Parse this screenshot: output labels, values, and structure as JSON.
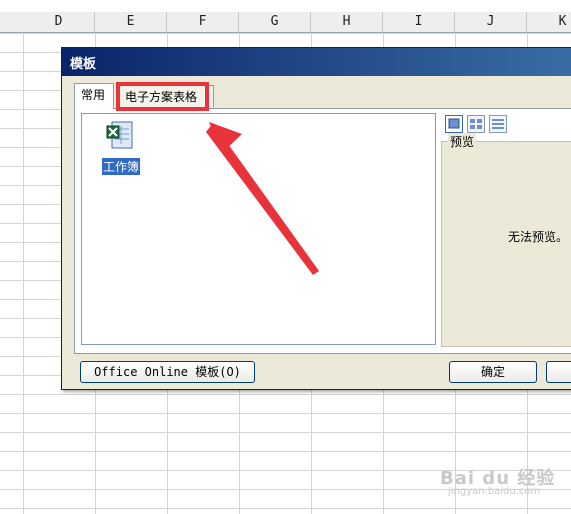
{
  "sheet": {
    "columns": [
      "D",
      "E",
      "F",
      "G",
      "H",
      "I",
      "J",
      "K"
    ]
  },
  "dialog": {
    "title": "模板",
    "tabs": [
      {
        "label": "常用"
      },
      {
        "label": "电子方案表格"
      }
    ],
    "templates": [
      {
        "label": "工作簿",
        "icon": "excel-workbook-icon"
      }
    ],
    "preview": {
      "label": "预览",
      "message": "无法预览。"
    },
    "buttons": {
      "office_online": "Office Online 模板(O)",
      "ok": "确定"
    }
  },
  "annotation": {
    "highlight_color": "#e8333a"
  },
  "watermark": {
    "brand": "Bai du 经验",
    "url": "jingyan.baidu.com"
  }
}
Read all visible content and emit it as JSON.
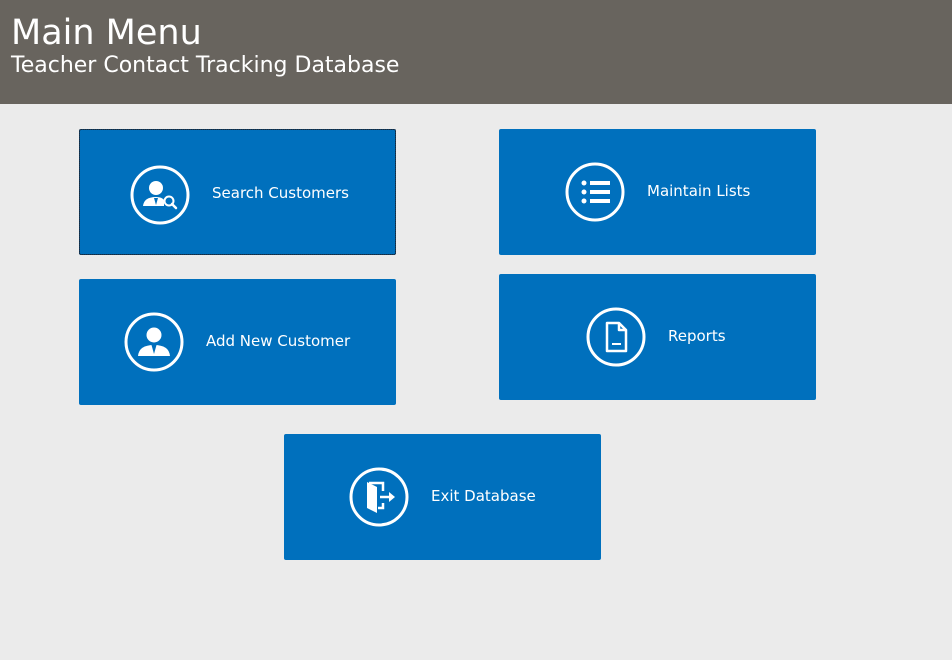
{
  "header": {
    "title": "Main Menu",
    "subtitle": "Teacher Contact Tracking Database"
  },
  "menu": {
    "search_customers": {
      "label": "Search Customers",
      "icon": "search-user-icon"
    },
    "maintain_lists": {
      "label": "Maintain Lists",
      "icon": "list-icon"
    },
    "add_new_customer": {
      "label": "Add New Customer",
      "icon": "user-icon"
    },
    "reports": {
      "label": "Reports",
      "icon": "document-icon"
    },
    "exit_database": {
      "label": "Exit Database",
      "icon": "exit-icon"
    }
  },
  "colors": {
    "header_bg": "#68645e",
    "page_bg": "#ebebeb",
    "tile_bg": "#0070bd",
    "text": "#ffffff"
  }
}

→ EXERCISE DIRECTIONS
Find the lines containing "JSON" and pull them out.

→ RESPONSE BELOW
Parse this screenshot: output labels, values, and structure as JSON.
Read all visible content and emit it as JSON.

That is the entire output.